───── DATA EXTRACT ─────

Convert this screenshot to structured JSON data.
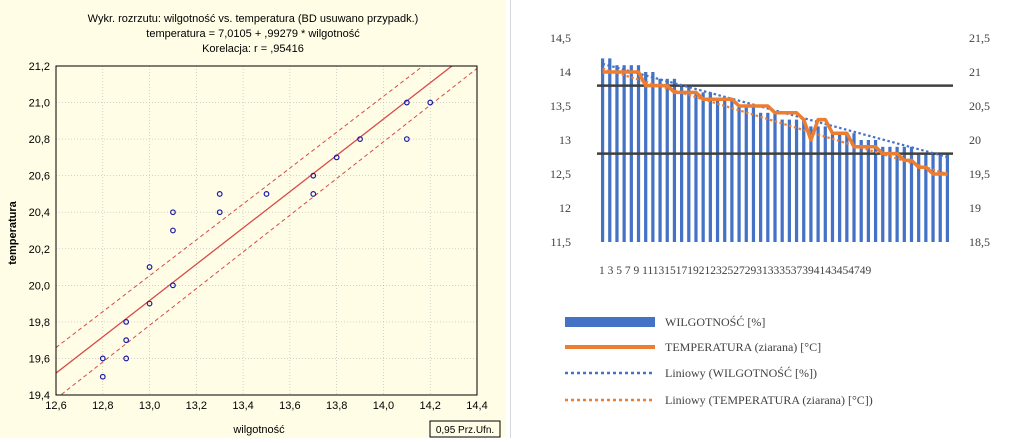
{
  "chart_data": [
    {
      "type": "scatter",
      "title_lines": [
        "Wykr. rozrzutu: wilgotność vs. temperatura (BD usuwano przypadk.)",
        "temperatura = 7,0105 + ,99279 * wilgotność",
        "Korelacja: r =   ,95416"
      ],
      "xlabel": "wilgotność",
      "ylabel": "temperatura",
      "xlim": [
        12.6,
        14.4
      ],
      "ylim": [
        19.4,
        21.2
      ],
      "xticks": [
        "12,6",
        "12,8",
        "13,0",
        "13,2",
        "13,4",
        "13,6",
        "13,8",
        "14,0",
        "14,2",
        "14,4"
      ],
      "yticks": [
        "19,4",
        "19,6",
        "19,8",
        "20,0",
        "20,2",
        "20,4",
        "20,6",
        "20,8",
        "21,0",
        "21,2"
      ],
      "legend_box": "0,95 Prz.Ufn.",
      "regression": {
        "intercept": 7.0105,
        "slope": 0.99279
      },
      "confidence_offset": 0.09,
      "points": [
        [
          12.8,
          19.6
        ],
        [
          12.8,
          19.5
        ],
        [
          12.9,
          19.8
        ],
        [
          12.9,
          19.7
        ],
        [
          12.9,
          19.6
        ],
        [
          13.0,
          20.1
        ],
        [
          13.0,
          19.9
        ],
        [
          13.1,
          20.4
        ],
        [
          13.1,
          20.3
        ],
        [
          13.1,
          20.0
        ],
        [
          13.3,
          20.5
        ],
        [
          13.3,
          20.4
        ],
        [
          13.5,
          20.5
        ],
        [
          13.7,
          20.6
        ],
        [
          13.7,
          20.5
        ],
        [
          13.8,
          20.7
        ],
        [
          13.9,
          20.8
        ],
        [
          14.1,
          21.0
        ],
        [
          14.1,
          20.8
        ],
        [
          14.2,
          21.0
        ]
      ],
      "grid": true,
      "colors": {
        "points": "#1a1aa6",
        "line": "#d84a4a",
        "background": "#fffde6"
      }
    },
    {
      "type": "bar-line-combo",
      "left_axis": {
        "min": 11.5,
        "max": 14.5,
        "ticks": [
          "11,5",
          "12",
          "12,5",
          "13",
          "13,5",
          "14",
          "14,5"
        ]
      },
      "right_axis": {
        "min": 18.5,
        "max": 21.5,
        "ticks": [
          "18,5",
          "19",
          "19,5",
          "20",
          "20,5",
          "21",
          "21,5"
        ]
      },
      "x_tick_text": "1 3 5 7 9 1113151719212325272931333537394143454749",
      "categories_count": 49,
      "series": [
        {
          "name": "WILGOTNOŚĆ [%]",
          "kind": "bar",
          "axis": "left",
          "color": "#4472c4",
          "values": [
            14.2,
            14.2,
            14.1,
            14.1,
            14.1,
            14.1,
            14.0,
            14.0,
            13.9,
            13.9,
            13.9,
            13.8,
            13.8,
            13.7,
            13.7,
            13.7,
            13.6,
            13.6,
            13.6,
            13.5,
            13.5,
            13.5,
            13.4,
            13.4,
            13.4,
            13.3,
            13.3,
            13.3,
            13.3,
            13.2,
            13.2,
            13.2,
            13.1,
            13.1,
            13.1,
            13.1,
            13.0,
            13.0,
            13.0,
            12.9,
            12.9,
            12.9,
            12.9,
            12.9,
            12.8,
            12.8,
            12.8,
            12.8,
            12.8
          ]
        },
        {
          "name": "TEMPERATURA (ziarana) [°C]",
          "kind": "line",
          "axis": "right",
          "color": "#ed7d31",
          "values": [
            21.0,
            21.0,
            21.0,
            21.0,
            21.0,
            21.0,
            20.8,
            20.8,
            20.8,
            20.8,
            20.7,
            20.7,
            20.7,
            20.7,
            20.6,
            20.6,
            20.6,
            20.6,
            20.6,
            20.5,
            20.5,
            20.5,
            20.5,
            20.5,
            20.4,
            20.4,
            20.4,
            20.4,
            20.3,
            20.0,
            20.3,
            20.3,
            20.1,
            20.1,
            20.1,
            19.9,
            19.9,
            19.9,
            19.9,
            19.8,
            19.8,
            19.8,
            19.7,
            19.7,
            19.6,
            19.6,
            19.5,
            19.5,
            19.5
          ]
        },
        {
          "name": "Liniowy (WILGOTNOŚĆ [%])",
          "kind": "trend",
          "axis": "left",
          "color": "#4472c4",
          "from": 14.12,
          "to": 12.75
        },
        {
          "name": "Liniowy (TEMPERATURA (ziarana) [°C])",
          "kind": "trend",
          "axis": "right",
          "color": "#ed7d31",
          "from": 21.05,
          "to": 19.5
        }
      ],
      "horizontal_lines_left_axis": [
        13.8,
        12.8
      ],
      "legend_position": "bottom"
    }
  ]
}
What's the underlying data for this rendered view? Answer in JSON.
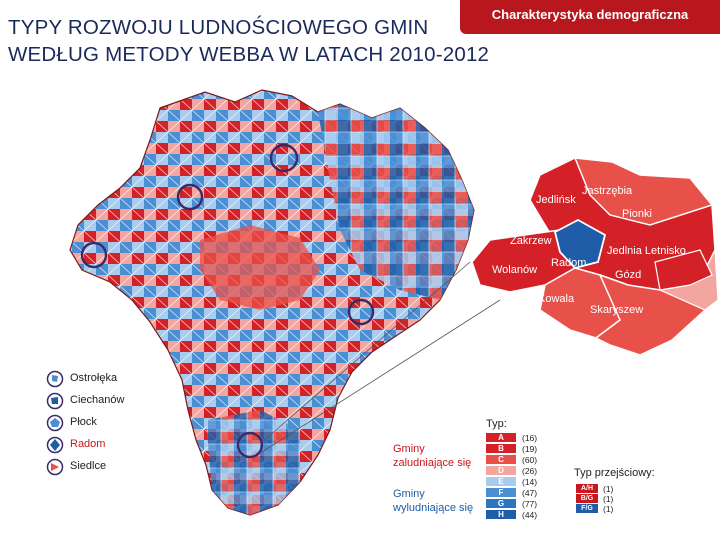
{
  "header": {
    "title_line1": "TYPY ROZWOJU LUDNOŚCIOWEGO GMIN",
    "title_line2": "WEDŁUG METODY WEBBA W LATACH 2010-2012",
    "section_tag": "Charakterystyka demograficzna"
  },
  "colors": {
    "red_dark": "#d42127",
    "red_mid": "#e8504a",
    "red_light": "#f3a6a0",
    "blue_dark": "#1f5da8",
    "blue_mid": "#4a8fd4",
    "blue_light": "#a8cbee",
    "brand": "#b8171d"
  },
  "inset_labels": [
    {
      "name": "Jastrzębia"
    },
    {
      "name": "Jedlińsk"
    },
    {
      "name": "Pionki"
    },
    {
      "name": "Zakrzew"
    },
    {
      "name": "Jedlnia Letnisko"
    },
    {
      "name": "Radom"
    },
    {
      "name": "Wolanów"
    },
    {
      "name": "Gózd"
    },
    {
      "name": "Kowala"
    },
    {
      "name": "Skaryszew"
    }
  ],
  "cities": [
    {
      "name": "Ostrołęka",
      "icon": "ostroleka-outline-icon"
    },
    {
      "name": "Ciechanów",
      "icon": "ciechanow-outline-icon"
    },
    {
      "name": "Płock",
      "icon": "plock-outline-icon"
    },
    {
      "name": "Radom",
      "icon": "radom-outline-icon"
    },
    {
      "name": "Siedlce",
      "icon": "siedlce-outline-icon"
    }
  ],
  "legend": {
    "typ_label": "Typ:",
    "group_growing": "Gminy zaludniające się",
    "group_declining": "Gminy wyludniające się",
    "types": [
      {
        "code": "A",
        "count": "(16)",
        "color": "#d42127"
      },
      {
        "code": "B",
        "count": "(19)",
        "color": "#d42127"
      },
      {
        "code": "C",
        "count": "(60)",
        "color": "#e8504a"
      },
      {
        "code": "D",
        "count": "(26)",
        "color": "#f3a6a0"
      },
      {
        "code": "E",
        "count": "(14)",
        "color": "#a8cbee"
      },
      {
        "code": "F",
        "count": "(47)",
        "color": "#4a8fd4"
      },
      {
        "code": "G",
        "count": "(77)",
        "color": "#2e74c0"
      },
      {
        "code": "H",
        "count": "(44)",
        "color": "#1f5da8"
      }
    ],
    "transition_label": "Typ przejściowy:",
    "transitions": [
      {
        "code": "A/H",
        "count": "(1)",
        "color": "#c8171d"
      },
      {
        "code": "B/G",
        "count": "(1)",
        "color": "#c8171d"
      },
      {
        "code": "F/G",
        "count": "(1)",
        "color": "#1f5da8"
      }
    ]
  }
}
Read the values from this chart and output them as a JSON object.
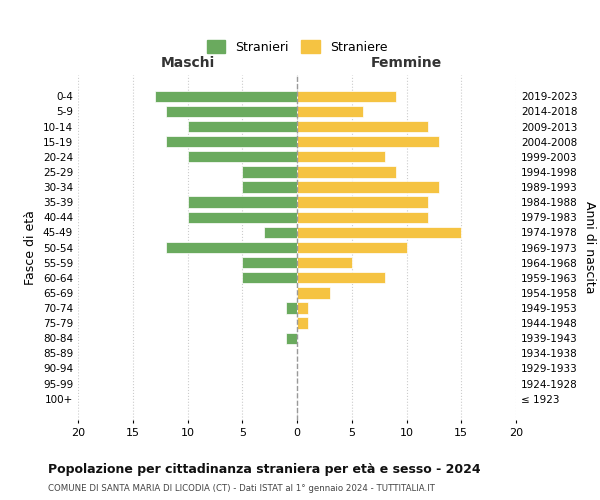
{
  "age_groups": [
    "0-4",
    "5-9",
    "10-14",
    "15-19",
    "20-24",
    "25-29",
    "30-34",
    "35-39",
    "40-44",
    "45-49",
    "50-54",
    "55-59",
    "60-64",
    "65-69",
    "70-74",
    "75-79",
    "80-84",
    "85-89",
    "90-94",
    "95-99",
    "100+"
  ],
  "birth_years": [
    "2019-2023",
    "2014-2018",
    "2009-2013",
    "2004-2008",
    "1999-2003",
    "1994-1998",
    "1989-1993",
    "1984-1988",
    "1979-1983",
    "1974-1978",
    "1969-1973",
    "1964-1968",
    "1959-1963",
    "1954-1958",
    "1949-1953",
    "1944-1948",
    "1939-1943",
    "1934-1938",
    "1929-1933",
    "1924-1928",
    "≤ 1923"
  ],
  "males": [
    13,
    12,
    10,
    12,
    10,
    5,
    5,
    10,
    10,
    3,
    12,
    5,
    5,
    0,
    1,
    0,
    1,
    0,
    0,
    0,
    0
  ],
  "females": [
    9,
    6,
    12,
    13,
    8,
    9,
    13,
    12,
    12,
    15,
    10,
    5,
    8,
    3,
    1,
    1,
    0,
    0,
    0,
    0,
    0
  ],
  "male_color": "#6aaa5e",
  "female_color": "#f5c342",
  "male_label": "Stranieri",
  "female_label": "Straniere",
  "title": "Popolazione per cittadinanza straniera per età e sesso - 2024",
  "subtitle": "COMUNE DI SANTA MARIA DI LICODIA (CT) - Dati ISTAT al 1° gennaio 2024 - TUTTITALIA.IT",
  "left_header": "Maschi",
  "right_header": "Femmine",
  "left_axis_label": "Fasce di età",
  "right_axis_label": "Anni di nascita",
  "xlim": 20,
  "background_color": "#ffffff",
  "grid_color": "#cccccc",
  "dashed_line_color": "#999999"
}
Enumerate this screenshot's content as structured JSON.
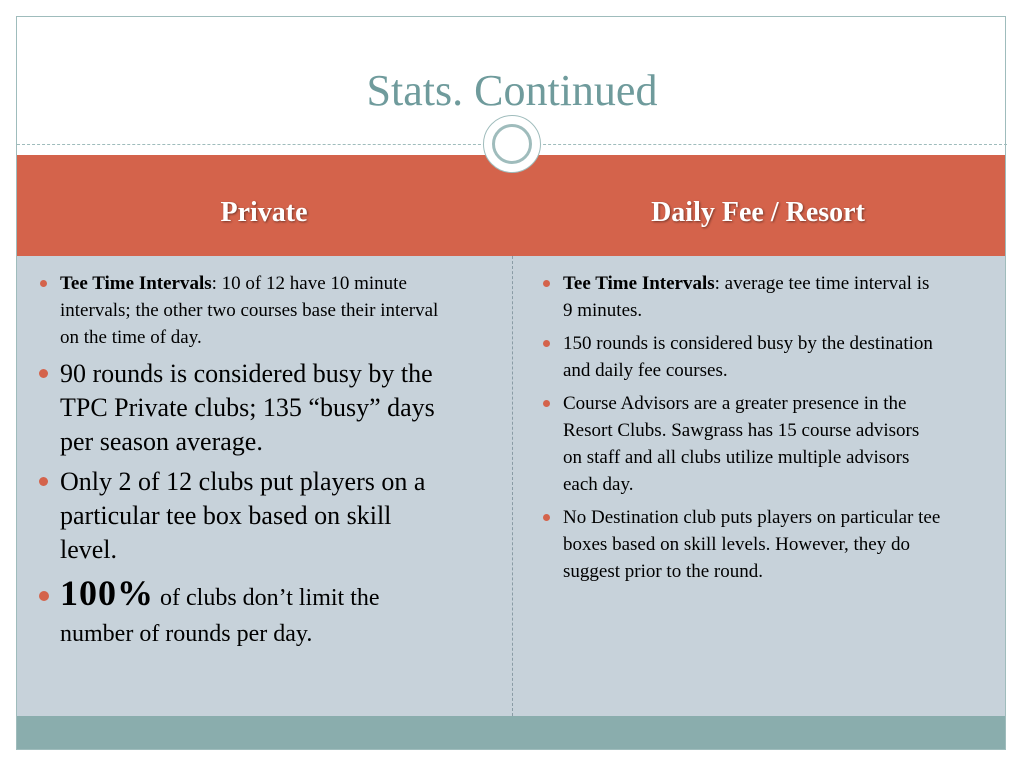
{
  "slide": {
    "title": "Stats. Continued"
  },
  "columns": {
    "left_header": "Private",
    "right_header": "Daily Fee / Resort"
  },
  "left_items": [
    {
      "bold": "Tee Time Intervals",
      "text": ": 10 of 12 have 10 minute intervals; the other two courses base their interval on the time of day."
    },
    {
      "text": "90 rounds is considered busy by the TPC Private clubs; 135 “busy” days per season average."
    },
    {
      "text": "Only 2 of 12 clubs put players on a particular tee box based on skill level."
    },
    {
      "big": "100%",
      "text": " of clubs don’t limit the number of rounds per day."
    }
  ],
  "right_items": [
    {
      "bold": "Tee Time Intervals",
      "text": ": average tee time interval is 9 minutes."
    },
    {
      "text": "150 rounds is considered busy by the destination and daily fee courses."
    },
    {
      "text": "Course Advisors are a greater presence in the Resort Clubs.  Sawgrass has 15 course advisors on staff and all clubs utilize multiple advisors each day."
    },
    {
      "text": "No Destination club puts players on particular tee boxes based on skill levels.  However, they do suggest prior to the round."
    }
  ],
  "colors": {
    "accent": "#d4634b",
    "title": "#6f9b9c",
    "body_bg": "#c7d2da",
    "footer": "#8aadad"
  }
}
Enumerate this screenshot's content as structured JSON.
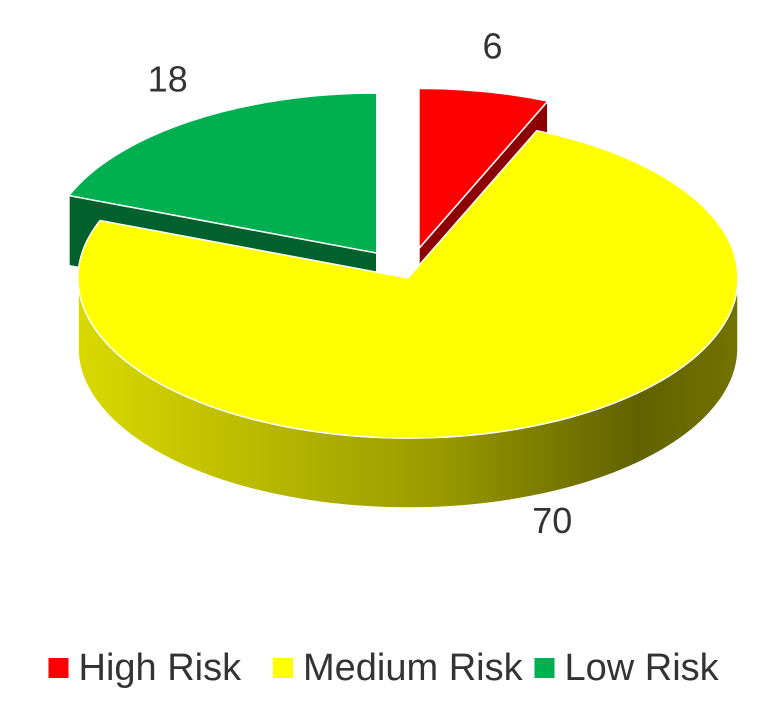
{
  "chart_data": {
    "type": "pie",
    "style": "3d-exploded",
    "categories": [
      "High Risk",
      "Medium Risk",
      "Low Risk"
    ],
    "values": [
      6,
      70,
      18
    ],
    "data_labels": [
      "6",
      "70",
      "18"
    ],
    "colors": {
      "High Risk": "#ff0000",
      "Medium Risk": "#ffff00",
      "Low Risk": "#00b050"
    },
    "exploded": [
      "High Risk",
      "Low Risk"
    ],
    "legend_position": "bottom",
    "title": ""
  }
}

─────

Select the lines that carry the string "code" and copy them.

* EXERCISE RESPONSE
        "code": "A",
        "code": "B",
        "code": "C",
        "code": "D",
        "code": "E",
        "code": "F",
        "code": "G",
        "code": "H",
        "code": "A/H",
        "code": "B/G",
        "code": "F/G",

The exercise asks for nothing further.